Problem requirements
Return a copy of each line that holds the string "fold".

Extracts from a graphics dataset
*-*-*

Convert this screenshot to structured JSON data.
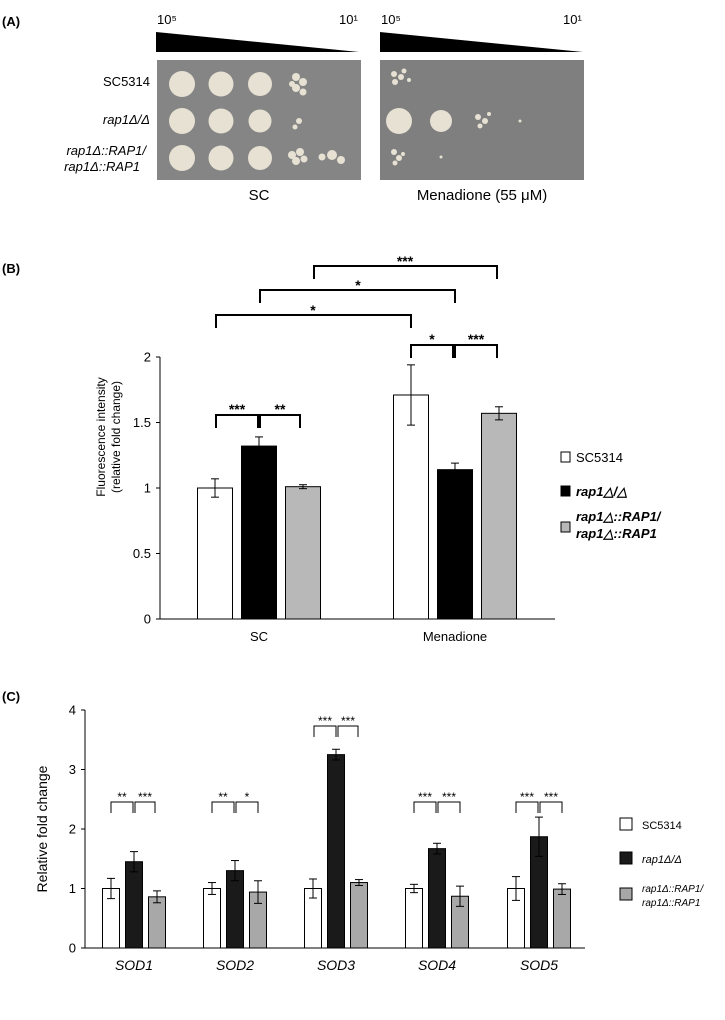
{
  "panel_a": {
    "label": "(A)",
    "dilution_high": "10⁵",
    "dilution_low": "10¹",
    "strains": [
      "SC5314",
      "rap1Δ/Δ",
      "rap1Δ::RAP1/",
      "rap1Δ::RAP1"
    ],
    "conditions": [
      "SC",
      "Menadione (55 μM)"
    ],
    "colors": {
      "plate": "#858585",
      "colony": "#e6e1d2"
    }
  },
  "panel_b": {
    "label": "(B)",
    "legend": [
      "SC5314",
      "rap1△/△",
      "rap1△::RAP1/",
      "rap1△::RAP1"
    ],
    "significance": [
      "***",
      "*",
      "*",
      "***",
      "**",
      "*",
      "***"
    ]
  },
  "panel_c": {
    "label": "(C)",
    "legend": [
      "SC5314",
      "rap1Δ/Δ",
      "rap1Δ::RAP1/",
      "rap1Δ::RAP1"
    ],
    "significance": [
      "**",
      "***",
      "**",
      "*",
      "***",
      "***",
      "***",
      "***",
      "***",
      "***"
    ]
  },
  "chart_data": [
    {
      "type": "bar",
      "panel": "B",
      "categories": [
        "SC",
        "Menadione"
      ],
      "ylabel": "Fluorescence intensity (relative fold change)",
      "ylim": [
        0,
        2
      ],
      "yticks": [
        0,
        0.5,
        1,
        1.5,
        2
      ],
      "yticklabels": [
        "0",
        "0.5",
        "1",
        "1.5",
        "2"
      ],
      "colors": [
        "#ffffff",
        "#000000",
        "#b8b8b8"
      ],
      "series": [
        {
          "name": "SC5314",
          "values": [
            1.0,
            1.71
          ],
          "errors": [
            0.07,
            0.23
          ]
        },
        {
          "name": "rap1△/△",
          "values": [
            1.32,
            1.14
          ],
          "errors": [
            0.07,
            0.05
          ]
        },
        {
          "name": "rap1△::RAP1/rap1△::RAP1",
          "values": [
            1.01,
            1.57
          ],
          "errors": [
            0.015,
            0.05
          ]
        }
      ]
    },
    {
      "type": "bar",
      "panel": "C",
      "categories": [
        "SOD1",
        "SOD2",
        "SOD3",
        "SOD4",
        "SOD5"
      ],
      "ylabel": "Relative fold change",
      "ylim": [
        0,
        4
      ],
      "yticks": [
        0,
        1,
        2,
        3,
        4
      ],
      "yticklabels": [
        "0",
        "1",
        "2",
        "3",
        "4"
      ],
      "colors": [
        "#ffffff",
        "#1a1a1a",
        "#a8a8a8"
      ],
      "series": [
        {
          "name": "SC5314",
          "values": [
            1.0,
            1.0,
            1.0,
            1.0,
            1.0
          ],
          "errors": [
            0.17,
            0.1,
            0.16,
            0.07,
            0.2
          ]
        },
        {
          "name": "rap1Δ/Δ",
          "values": [
            1.45,
            1.3,
            3.25,
            1.67,
            1.87
          ],
          "errors": [
            0.17,
            0.17,
            0.09,
            0.09,
            0.33
          ]
        },
        {
          "name": "rap1Δ::RAP1/rap1Δ::RAP1",
          "values": [
            0.86,
            0.94,
            1.1,
            0.87,
            0.99
          ],
          "errors": [
            0.1,
            0.19,
            0.05,
            0.17,
            0.09
          ]
        }
      ]
    }
  ]
}
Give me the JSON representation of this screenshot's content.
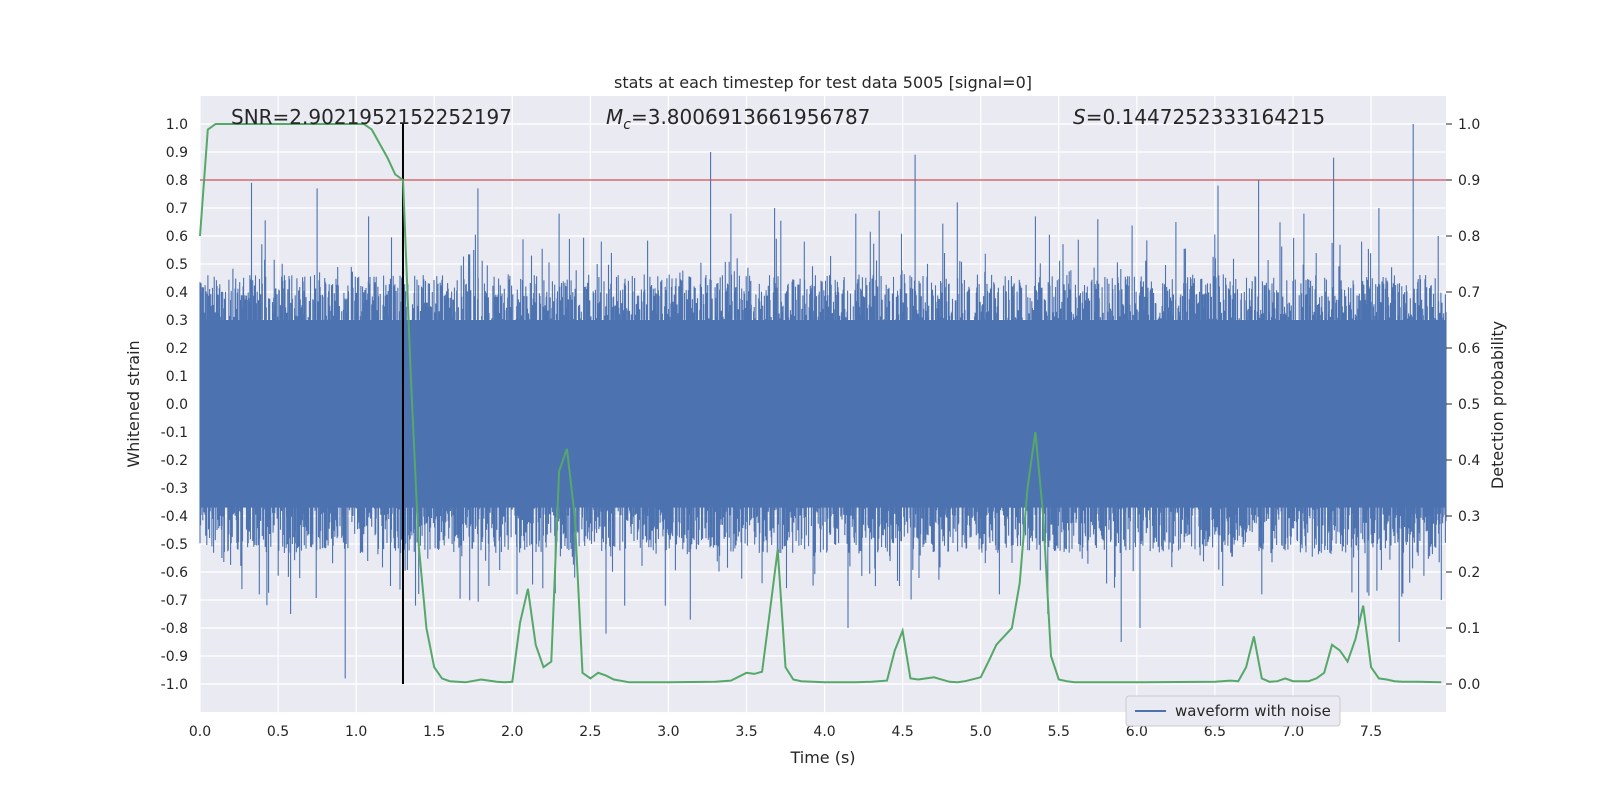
{
  "chart_data": {
    "type": "line",
    "title": "stats at each timestep for test data 5005 [signal=0]",
    "xlabel": "Time (s)",
    "ylabel": "Whitened strain",
    "y2label": "Detection probability",
    "xlim": [
      0.0,
      7.98
    ],
    "ylim": [
      -1.1,
      1.1
    ],
    "y2lim": [
      -0.05,
      1.05
    ],
    "xticks": [
      0.0,
      0.5,
      1.0,
      1.5,
      2.0,
      2.5,
      3.0,
      3.5,
      4.0,
      4.5,
      5.0,
      5.5,
      6.0,
      6.5,
      7.0,
      7.5
    ],
    "xtick_labels": [
      "0.0",
      "0.5",
      "1.0",
      "1.5",
      "2.0",
      "2.5",
      "3.0",
      "3.5",
      "4.0",
      "4.5",
      "5.0",
      "5.5",
      "6.0",
      "6.5",
      "7.0",
      "7.5"
    ],
    "yticks": [
      1.0,
      0.9,
      0.8,
      0.7,
      0.6,
      0.5,
      0.4,
      0.3,
      0.2,
      0.1,
      0.0,
      -0.1,
      -0.2,
      -0.3,
      -0.4,
      -0.5,
      -0.6,
      -0.7,
      -0.8,
      -0.9,
      -1.0
    ],
    "ytick_labels": [
      "1.0",
      "0.9",
      "0.8",
      "0.7",
      "0.6",
      "0.5",
      "0.4",
      "0.3",
      "0.2",
      "0.1",
      "0.0",
      "-0.1",
      "-0.2",
      "-0.3",
      "-0.4",
      "-0.5",
      "-0.6",
      "-0.7",
      "-0.8",
      "-0.9",
      "-1.0"
    ],
    "y2ticks": [
      1.0,
      0.9,
      0.8,
      0.7,
      0.6,
      0.5,
      0.4,
      0.3,
      0.2,
      0.1,
      0.0
    ],
    "y2tick_labels": [
      "1.0",
      "0.9",
      "0.8",
      "0.7",
      "0.6",
      "0.5",
      "0.4",
      "0.3",
      "0.2",
      "0.1",
      "0.0"
    ],
    "grid": true,
    "legend": {
      "entries": [
        "waveform with noise"
      ],
      "placement": "lower-right"
    },
    "annotations": {
      "snr": "SNR=2.9021952152252197",
      "mc_symbol": "M",
      "mc_sub": "c",
      "mc_value": "=3.8006913661956787",
      "s_symbol": "S",
      "s_value": "=0.1447252333164215"
    },
    "threshold": {
      "y2": 0.9
    },
    "marker_line": {
      "x": 1.3
    },
    "waveform": {
      "name": "waveform with noise",
      "band_upper_typical": 0.3,
      "band_lower_typical": -0.37,
      "positive_peaks": [
        [
          0.33,
          0.79
        ],
        [
          0.75,
          0.77
        ],
        [
          1.08,
          0.67
        ],
        [
          1.78,
          0.77
        ],
        [
          2.3,
          0.68
        ],
        [
          2.57,
          0.58
        ],
        [
          3.27,
          0.9
        ],
        [
          3.4,
          0.68
        ],
        [
          3.68,
          0.7
        ],
        [
          3.87,
          0.58
        ],
        [
          4.2,
          0.68
        ],
        [
          4.35,
          0.69
        ],
        [
          4.58,
          0.89
        ],
        [
          4.85,
          0.72
        ],
        [
          5.35,
          0.67
        ],
        [
          5.75,
          0.66
        ],
        [
          6.25,
          0.65
        ],
        [
          6.52,
          0.78
        ],
        [
          6.78,
          0.8
        ],
        [
          7.07,
          0.68
        ],
        [
          7.26,
          0.88
        ],
        [
          7.55,
          0.7
        ],
        [
          7.77,
          1.0
        ],
        [
          7.93,
          0.6
        ]
      ],
      "negative_peaks": [
        [
          0.14,
          -0.55
        ],
        [
          0.38,
          -0.68
        ],
        [
          0.58,
          -0.75
        ],
        [
          0.93,
          -0.98
        ],
        [
          1.22,
          -0.65
        ],
        [
          1.38,
          -0.72
        ],
        [
          1.85,
          -0.65
        ],
        [
          2.03,
          -0.68
        ],
        [
          2.4,
          -0.62
        ],
        [
          2.6,
          -0.82
        ],
        [
          2.72,
          -0.72
        ],
        [
          2.98,
          -0.72
        ],
        [
          3.14,
          -0.77
        ],
        [
          3.6,
          -0.64
        ],
        [
          4.15,
          -0.8
        ],
        [
          4.48,
          -0.65
        ],
        [
          5.12,
          -0.68
        ],
        [
          5.43,
          -0.75
        ],
        [
          5.9,
          -0.85
        ],
        [
          6.02,
          -0.8
        ],
        [
          6.55,
          -0.65
        ],
        [
          6.8,
          -0.68
        ],
        [
          7.42,
          -0.8
        ],
        [
          7.68,
          -0.85
        ],
        [
          7.95,
          -0.7
        ]
      ]
    },
    "detection_probability": {
      "x": [
        0.0,
        0.05,
        0.1,
        0.3,
        0.6,
        0.9,
        1.0,
        1.05,
        1.1,
        1.2,
        1.25,
        1.3,
        1.35,
        1.4,
        1.45,
        1.5,
        1.55,
        1.6,
        1.7,
        1.8,
        1.9,
        1.95,
        2.0,
        2.05,
        2.1,
        2.15,
        2.2,
        2.25,
        2.3,
        2.35,
        2.4,
        2.45,
        2.5,
        2.55,
        2.6,
        2.65,
        2.75,
        3.0,
        3.3,
        3.4,
        3.5,
        3.55,
        3.6,
        3.65,
        3.7,
        3.75,
        3.8,
        3.85,
        4.0,
        4.2,
        4.3,
        4.4,
        4.45,
        4.5,
        4.55,
        4.6,
        4.65,
        4.7,
        4.8,
        4.85,
        4.9,
        5.0,
        5.05,
        5.1,
        5.2,
        5.25,
        5.3,
        5.35,
        5.4,
        5.45,
        5.5,
        5.55,
        5.6,
        5.7,
        6.0,
        6.5,
        6.6,
        6.65,
        6.7,
        6.75,
        6.8,
        6.85,
        6.9,
        6.95,
        7.0,
        7.1,
        7.15,
        7.2,
        7.25,
        7.3,
        7.35,
        7.4,
        7.45,
        7.5,
        7.55,
        7.6,
        7.65,
        7.7,
        7.8,
        7.95
      ],
      "y": [
        0.8,
        0.99,
        1.0,
        1.0,
        1.0,
        1.0,
        1.0,
        1.0,
        0.99,
        0.94,
        0.91,
        0.9,
        0.55,
        0.25,
        0.1,
        0.03,
        0.01,
        0.005,
        0.003,
        0.008,
        0.004,
        0.003,
        0.004,
        0.11,
        0.17,
        0.07,
        0.03,
        0.04,
        0.38,
        0.42,
        0.3,
        0.02,
        0.01,
        0.02,
        0.015,
        0.008,
        0.003,
        0.003,
        0.004,
        0.006,
        0.02,
        0.018,
        0.022,
        0.13,
        0.24,
        0.03,
        0.008,
        0.005,
        0.003,
        0.003,
        0.004,
        0.006,
        0.06,
        0.095,
        0.01,
        0.008,
        0.01,
        0.012,
        0.004,
        0.003,
        0.005,
        0.012,
        0.04,
        0.07,
        0.1,
        0.18,
        0.35,
        0.45,
        0.3,
        0.05,
        0.008,
        0.005,
        0.003,
        0.003,
        0.003,
        0.004,
        0.006,
        0.005,
        0.03,
        0.085,
        0.01,
        0.004,
        0.005,
        0.01,
        0.005,
        0.005,
        0.01,
        0.02,
        0.07,
        0.06,
        0.04,
        0.08,
        0.14,
        0.03,
        0.01,
        0.008,
        0.005,
        0.004,
        0.004,
        0.003
      ]
    },
    "colors": {
      "waveform": "#4c72b0",
      "probability": "#55a868",
      "threshold": "#c44e52",
      "marker": "#000000",
      "plot_bg": "#eaeaf2",
      "grid": "#ffffff"
    }
  }
}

*-*-*

Answer for the task
      "ylabel": "Fluorescence intensity (relative fold change)",
      "ylabel": "Relative fold change",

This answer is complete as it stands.